## PROBLEM TO SOLVE
From the listing below, extract every line in which the word "name" appears.
↓↓↓
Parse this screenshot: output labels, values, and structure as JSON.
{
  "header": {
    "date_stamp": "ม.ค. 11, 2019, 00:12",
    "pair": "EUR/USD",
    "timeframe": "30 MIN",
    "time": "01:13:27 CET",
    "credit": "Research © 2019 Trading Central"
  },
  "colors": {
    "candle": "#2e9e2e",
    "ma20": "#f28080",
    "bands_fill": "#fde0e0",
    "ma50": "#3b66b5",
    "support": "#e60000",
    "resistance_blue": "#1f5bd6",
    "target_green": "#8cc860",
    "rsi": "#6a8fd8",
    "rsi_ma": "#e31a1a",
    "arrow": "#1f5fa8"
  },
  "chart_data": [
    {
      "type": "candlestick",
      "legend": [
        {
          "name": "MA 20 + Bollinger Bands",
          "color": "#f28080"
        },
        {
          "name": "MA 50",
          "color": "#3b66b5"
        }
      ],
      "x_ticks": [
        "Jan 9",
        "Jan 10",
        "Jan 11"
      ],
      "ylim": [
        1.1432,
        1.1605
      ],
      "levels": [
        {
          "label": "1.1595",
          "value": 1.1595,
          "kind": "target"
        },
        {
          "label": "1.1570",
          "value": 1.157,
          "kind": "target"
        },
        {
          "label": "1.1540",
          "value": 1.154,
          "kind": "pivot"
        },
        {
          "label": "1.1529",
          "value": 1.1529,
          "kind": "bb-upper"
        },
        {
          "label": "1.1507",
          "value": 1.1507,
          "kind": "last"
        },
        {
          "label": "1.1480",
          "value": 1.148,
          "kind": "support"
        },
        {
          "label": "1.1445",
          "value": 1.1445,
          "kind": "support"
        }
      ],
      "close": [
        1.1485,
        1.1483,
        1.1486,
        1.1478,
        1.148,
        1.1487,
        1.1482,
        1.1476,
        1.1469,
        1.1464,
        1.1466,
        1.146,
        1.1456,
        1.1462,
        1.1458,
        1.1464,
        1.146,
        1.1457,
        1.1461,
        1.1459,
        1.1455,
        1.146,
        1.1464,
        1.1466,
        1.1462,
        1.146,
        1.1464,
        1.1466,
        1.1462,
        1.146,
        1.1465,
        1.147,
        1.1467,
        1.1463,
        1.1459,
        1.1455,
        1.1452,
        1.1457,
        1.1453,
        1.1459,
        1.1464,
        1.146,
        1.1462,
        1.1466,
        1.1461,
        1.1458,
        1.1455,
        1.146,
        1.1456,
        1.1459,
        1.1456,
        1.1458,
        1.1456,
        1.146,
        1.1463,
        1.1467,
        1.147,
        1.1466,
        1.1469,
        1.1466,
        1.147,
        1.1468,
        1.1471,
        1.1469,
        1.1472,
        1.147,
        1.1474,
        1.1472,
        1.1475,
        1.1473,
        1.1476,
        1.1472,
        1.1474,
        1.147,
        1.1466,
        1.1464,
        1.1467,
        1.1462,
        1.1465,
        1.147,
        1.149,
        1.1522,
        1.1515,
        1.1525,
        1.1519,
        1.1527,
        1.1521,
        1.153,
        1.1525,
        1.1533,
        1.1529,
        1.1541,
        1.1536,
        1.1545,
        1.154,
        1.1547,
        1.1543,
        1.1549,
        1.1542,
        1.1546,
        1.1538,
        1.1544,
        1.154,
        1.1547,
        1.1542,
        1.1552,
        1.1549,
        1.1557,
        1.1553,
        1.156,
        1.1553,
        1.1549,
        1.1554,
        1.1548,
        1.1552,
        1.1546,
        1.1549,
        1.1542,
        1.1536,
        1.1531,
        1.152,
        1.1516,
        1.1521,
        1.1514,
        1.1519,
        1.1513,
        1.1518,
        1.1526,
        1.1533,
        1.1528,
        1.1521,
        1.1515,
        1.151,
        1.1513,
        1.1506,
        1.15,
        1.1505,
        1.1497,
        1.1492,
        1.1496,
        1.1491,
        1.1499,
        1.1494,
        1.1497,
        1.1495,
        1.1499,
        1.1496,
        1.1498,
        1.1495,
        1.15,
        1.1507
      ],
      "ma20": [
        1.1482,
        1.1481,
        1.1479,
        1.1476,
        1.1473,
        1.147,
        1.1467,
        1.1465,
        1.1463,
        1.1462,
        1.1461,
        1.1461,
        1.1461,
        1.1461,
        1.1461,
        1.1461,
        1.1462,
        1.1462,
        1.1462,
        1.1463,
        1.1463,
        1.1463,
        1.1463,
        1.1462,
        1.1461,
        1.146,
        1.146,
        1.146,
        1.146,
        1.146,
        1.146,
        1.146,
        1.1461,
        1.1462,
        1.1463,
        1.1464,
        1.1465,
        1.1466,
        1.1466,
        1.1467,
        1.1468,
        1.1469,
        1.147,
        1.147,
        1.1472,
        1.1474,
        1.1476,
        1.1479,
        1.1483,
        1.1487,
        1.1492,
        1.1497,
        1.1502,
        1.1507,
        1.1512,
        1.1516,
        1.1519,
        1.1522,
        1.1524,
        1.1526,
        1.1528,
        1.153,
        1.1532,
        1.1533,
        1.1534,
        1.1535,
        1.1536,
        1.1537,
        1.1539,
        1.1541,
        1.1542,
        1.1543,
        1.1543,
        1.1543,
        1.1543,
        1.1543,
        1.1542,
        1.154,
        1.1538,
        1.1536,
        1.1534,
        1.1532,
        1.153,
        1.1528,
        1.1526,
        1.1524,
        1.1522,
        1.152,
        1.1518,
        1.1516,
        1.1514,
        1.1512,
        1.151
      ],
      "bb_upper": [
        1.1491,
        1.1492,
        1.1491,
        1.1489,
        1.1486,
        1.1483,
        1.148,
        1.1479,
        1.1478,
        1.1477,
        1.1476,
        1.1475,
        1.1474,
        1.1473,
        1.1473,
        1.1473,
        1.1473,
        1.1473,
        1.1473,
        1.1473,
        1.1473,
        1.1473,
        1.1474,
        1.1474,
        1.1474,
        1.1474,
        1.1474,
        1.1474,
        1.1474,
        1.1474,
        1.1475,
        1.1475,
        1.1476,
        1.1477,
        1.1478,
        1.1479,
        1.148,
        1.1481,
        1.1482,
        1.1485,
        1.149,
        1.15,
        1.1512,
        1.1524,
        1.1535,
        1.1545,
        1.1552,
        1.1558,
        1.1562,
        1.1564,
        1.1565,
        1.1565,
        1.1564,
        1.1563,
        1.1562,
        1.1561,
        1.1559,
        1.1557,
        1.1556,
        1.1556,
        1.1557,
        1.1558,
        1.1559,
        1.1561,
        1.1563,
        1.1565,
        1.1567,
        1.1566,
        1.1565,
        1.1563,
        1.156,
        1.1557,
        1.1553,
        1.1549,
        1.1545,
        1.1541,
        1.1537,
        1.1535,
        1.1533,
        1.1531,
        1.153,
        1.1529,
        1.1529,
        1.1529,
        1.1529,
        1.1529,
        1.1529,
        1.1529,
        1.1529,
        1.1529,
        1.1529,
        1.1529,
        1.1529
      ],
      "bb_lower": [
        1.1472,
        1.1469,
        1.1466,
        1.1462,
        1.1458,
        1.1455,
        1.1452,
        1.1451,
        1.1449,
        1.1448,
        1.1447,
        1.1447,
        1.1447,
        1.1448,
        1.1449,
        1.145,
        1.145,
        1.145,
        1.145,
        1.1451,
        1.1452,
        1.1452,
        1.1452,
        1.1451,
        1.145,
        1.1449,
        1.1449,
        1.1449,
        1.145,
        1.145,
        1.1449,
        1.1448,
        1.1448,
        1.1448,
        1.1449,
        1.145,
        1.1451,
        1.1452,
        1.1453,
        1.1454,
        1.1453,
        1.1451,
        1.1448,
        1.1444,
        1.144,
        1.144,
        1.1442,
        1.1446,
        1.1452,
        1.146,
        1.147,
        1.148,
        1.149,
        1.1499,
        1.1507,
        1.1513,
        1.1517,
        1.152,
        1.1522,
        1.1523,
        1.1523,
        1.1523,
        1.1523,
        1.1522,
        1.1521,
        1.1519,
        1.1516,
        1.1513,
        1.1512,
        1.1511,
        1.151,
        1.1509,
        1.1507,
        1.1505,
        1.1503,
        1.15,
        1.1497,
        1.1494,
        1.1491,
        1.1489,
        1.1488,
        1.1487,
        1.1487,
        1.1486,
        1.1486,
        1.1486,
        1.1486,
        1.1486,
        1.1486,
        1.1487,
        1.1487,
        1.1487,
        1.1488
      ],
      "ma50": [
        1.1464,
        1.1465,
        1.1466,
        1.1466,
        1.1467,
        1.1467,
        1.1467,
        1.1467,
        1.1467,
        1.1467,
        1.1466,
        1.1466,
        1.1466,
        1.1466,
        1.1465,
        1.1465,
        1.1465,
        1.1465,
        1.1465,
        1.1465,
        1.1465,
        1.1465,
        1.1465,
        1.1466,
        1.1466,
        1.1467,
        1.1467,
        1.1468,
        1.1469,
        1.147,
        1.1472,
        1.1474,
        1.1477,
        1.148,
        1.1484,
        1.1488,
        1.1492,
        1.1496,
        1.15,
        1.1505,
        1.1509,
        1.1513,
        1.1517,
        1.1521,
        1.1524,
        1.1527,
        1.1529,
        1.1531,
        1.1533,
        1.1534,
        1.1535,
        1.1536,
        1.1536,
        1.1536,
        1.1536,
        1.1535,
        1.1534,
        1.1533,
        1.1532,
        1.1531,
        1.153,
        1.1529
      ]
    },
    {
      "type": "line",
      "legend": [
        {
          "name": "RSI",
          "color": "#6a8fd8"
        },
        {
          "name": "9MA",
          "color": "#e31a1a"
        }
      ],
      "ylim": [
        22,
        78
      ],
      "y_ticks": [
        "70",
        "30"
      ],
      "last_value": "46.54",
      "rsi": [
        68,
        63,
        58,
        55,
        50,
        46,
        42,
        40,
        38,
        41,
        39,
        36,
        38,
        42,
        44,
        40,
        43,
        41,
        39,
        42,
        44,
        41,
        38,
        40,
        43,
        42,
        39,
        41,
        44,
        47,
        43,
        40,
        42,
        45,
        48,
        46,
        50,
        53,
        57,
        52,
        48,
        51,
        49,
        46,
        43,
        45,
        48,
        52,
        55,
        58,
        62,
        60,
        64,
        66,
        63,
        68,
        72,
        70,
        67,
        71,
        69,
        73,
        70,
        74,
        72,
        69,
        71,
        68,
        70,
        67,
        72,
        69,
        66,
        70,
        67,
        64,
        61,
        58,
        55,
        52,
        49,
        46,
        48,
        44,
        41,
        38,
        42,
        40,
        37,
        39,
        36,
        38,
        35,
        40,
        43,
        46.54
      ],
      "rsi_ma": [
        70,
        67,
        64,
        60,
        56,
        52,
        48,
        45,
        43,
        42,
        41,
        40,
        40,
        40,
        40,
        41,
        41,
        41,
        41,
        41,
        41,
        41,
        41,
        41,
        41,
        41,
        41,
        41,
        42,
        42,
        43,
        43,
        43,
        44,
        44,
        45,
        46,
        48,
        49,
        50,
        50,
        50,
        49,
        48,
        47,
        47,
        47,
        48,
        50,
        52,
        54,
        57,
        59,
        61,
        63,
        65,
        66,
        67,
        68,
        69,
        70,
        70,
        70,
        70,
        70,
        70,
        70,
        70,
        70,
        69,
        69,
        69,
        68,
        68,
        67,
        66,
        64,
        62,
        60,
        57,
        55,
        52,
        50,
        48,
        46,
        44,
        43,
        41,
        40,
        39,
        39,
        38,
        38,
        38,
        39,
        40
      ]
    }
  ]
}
↑↑↑
## COMPLETE OUTPUT
          "name": "MA 20 + Bollinger Bands",
          "name": "MA 50",
          "name": "RSI",
          "name": "9MA",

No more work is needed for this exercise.